— Job —
Where the word "Deposits" occurs in a line, return that line.
start Records for the exercise
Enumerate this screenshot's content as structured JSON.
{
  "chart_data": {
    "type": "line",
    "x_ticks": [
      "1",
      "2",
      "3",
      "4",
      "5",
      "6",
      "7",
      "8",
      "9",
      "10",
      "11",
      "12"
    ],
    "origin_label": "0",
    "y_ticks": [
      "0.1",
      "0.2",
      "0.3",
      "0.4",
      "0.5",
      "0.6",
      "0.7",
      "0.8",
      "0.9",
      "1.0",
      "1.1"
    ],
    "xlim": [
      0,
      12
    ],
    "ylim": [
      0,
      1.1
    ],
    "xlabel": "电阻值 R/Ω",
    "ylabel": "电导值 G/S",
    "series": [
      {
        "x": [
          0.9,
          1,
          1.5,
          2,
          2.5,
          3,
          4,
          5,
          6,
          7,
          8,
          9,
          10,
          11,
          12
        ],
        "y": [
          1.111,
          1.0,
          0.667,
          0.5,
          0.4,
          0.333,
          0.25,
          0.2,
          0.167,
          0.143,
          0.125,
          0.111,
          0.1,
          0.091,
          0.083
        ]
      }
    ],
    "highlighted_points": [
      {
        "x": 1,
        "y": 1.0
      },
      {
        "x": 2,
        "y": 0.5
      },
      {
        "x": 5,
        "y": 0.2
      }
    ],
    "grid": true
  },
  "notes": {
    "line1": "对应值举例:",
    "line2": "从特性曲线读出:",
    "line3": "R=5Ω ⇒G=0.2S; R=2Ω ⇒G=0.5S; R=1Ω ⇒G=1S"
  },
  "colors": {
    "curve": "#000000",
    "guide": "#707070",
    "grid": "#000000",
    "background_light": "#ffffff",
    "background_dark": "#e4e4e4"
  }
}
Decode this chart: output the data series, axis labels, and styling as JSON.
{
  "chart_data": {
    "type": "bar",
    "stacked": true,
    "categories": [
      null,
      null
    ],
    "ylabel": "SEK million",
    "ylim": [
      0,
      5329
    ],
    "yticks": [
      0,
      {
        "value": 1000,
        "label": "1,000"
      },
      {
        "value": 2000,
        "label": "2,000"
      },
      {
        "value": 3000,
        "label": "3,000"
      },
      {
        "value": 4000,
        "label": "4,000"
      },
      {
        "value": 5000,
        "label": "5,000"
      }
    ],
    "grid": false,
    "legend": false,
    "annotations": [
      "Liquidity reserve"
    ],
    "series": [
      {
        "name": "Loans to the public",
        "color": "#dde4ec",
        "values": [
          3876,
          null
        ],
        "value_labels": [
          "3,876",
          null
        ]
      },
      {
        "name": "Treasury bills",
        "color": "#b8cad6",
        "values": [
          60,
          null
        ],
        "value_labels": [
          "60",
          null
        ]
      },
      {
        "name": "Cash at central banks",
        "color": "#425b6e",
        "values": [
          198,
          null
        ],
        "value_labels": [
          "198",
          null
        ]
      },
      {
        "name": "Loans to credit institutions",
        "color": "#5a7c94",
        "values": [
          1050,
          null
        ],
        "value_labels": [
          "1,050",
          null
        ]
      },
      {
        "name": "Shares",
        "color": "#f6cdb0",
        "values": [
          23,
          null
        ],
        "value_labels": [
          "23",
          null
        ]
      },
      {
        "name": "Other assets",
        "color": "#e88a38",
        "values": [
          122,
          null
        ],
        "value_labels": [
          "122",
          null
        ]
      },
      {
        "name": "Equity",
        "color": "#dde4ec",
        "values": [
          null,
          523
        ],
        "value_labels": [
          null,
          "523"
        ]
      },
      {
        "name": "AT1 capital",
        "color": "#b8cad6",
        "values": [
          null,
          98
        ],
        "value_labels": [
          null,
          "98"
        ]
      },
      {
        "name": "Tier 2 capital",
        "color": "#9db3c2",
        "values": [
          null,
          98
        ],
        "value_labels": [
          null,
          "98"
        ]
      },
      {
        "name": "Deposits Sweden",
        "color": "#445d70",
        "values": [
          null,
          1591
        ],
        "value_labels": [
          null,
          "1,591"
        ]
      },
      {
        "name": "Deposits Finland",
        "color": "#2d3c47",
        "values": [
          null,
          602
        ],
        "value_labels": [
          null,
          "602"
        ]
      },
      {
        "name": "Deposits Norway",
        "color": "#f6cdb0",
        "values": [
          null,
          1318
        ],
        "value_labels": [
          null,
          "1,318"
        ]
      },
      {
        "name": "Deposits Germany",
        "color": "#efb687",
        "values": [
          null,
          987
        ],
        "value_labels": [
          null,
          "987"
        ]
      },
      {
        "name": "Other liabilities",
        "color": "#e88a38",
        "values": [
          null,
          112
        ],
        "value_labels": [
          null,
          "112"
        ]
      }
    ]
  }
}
end Records for the exercise
start Records for the exercise
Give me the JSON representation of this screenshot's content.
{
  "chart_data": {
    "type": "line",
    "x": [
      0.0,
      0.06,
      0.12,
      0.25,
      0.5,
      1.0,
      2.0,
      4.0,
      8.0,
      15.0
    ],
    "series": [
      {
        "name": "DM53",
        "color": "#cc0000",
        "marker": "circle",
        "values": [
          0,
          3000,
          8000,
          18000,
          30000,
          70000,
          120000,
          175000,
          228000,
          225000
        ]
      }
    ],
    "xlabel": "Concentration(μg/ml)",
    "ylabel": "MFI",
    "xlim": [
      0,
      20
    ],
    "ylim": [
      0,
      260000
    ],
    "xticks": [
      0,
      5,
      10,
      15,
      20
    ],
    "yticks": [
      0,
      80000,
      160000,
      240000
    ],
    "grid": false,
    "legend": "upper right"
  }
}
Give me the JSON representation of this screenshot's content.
end Records for the exercise
— Correct result —
        "name": "Deposits Sweden",
        "name": "Deposits Finland",
        "name": "Deposits Norway",
        "name": "Deposits Germany",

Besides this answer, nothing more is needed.